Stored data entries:
(begin)
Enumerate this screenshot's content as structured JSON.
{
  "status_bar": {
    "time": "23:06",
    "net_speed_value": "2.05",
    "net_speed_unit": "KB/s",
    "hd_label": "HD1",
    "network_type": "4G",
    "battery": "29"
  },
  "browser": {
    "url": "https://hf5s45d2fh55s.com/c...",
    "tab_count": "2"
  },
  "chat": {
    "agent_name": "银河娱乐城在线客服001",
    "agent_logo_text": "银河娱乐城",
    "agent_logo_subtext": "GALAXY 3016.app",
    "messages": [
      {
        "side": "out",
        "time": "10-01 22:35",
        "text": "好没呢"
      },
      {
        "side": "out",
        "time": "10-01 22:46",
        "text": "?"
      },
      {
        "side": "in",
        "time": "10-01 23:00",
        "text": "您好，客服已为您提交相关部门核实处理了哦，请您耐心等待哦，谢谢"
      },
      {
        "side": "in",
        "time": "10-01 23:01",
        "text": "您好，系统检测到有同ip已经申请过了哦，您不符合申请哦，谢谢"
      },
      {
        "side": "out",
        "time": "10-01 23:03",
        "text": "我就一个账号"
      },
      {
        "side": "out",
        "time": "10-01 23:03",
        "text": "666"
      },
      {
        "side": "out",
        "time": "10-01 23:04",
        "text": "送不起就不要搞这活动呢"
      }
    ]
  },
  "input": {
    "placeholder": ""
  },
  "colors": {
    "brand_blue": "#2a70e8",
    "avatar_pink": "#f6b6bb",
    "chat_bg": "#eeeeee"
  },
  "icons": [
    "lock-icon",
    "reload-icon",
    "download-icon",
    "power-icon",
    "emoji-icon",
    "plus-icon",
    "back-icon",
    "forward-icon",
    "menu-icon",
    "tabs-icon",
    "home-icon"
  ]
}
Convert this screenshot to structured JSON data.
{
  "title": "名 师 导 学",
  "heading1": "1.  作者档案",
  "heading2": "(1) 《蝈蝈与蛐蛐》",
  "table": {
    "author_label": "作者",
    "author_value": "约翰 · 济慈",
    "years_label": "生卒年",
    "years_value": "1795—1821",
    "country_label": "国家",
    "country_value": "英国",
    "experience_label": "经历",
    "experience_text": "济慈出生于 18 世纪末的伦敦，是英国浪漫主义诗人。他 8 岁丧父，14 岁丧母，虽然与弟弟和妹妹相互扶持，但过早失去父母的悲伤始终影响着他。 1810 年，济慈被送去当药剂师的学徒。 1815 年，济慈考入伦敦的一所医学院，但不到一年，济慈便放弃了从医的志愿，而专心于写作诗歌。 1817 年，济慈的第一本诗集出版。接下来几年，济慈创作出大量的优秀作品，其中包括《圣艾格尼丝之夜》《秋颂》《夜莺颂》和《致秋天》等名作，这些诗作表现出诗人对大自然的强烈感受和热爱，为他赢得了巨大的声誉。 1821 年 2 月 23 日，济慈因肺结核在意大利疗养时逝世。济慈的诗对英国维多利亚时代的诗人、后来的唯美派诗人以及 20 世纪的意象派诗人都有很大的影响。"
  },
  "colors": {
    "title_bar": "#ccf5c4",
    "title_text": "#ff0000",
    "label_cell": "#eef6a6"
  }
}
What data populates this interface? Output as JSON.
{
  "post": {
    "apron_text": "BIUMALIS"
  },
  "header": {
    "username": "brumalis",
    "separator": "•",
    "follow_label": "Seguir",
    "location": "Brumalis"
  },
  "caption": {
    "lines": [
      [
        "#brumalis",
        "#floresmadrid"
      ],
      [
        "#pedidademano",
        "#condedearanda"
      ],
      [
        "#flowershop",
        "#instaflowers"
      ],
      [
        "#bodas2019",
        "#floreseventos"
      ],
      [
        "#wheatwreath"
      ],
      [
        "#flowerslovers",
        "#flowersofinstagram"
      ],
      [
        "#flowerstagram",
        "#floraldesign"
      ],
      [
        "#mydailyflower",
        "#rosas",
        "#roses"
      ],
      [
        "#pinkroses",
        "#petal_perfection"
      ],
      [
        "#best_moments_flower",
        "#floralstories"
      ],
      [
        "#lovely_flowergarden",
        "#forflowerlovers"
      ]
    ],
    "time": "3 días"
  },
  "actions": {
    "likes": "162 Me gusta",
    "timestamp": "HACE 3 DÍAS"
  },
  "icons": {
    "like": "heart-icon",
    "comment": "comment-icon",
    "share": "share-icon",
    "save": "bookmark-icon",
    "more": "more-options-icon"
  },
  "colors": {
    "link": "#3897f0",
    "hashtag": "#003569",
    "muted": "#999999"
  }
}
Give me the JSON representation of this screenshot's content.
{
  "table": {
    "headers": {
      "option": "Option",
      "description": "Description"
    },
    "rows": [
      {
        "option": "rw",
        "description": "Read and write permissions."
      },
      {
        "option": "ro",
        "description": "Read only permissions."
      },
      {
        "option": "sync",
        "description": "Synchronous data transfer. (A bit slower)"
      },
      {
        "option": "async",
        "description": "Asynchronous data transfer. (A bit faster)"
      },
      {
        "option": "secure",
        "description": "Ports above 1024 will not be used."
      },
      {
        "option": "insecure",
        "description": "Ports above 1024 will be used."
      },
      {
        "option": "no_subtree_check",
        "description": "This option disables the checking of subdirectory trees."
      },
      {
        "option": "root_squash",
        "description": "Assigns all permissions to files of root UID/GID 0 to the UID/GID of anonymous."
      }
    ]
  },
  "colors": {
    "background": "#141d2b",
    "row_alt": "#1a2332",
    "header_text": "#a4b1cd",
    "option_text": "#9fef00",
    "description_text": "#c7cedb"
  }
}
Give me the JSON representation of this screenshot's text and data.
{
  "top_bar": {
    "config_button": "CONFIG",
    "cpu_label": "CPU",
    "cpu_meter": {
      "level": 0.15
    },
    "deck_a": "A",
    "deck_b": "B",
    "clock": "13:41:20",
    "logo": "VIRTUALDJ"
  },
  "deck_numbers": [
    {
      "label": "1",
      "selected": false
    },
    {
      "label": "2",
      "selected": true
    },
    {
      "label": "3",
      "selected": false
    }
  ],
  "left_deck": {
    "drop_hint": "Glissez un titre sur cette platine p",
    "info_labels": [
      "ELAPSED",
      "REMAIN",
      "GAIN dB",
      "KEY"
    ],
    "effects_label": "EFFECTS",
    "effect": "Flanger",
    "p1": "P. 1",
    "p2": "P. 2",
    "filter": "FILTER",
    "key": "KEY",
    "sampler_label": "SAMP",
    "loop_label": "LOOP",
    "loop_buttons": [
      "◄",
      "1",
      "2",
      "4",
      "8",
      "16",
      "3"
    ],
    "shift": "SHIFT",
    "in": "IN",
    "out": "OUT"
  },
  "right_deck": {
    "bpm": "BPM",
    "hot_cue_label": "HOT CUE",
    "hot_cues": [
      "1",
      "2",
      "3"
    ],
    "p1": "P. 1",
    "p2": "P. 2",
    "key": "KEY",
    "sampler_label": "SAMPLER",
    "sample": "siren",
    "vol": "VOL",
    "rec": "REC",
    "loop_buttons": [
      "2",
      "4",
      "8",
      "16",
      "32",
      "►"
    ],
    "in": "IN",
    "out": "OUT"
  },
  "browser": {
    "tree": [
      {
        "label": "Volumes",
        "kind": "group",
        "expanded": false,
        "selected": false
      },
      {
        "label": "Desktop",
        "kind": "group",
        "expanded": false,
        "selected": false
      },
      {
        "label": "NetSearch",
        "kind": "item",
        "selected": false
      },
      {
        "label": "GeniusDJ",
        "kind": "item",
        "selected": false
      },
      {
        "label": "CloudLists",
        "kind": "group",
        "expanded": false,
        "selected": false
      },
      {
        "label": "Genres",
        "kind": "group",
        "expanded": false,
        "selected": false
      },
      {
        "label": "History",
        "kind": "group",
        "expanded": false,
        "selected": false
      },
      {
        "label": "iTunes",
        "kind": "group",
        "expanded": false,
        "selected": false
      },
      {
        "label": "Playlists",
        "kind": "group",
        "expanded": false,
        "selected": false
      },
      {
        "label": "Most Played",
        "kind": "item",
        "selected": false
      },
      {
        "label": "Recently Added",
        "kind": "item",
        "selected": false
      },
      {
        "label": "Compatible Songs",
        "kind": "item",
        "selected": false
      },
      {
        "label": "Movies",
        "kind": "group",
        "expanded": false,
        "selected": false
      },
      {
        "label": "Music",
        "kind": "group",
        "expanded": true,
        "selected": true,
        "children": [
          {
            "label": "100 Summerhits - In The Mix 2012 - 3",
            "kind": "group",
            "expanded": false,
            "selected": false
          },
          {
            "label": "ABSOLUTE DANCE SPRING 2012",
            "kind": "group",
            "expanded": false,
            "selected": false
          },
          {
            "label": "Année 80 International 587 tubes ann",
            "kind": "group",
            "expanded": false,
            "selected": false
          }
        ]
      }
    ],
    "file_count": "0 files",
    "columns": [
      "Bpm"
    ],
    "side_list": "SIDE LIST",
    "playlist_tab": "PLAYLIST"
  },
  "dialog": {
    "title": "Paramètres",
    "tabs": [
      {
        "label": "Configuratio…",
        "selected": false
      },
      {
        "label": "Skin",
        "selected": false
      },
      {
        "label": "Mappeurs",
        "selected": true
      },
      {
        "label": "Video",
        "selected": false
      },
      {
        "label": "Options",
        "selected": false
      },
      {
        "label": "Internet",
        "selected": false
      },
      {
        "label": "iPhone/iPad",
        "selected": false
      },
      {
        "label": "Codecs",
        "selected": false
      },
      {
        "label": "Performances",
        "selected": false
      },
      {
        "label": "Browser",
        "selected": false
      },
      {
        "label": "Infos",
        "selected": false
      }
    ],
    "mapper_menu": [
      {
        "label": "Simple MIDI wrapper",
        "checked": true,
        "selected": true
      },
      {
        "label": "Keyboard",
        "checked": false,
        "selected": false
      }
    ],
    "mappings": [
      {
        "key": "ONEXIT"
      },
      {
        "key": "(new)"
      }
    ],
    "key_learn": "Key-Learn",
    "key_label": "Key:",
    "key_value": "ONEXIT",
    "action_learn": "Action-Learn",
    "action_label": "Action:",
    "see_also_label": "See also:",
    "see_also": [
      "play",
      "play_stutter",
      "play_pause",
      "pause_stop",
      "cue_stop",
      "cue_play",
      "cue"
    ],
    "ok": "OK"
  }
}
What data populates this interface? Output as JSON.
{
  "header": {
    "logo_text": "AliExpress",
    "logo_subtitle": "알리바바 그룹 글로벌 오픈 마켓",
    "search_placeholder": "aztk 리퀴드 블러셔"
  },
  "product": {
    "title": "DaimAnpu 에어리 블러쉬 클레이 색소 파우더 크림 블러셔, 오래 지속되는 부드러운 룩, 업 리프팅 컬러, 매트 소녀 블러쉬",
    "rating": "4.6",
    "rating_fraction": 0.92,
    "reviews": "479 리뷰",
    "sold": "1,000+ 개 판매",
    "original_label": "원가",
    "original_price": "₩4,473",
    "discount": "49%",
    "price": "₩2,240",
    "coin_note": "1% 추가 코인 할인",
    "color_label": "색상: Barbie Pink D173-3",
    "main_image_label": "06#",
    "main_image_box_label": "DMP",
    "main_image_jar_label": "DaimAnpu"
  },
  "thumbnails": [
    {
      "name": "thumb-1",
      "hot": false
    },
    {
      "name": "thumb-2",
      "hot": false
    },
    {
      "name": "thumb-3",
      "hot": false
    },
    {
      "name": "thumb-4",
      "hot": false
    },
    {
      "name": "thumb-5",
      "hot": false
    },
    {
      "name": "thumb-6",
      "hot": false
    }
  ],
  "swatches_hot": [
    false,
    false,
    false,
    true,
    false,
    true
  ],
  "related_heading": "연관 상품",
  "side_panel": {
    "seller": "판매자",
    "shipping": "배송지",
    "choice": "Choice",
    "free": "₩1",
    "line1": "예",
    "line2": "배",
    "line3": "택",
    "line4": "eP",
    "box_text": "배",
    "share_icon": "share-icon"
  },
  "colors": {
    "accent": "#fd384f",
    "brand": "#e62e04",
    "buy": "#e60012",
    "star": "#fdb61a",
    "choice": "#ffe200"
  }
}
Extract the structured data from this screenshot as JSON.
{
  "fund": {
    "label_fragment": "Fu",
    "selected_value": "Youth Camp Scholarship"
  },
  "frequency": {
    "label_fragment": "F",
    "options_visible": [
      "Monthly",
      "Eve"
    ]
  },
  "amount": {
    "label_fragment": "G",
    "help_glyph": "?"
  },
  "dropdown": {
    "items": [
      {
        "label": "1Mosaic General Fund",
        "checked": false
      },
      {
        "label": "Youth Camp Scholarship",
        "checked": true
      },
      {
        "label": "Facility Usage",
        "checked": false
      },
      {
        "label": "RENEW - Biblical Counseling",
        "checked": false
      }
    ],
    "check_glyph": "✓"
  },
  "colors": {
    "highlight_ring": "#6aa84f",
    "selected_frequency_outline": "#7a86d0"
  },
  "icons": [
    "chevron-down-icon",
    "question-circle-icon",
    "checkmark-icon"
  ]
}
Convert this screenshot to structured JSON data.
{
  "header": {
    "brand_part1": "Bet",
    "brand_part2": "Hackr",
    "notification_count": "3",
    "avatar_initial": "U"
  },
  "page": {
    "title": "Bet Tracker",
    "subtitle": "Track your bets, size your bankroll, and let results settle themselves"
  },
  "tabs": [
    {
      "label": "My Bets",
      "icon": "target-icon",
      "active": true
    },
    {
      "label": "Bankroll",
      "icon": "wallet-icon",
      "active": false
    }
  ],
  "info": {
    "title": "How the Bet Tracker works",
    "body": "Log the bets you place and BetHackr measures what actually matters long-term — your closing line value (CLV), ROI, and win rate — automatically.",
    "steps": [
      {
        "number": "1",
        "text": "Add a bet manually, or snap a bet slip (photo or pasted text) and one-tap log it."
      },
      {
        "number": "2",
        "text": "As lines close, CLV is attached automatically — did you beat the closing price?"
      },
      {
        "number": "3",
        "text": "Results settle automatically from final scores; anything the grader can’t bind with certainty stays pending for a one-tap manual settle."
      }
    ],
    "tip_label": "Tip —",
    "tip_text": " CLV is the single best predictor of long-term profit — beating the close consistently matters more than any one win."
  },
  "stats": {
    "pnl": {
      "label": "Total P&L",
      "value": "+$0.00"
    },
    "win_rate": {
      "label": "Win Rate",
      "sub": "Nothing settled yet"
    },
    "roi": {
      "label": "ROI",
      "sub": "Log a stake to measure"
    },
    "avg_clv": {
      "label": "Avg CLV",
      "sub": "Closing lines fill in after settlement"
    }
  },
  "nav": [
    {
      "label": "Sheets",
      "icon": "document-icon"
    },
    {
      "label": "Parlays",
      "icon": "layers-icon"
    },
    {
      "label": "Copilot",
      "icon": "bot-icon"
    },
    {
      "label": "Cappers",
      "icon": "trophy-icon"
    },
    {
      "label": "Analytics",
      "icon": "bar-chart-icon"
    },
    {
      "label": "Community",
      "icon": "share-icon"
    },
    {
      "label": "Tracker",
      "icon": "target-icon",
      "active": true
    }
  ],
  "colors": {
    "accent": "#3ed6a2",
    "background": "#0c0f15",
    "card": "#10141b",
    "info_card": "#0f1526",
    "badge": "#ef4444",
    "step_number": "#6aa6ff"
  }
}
(end)
Goal: Scan the lines above for "DaimAnpu", then copy every one that has it.

Correct response:
    "title": "DaimAnpu 에어리 블러쉬 클레이 색소 파우더 크림 블러셔, 오래 지속되는 부드러운 룩, 업 리프팅 컬러, 매트 소녀 블러쉬",
    "main_image_jar_label": "DaimAnpu"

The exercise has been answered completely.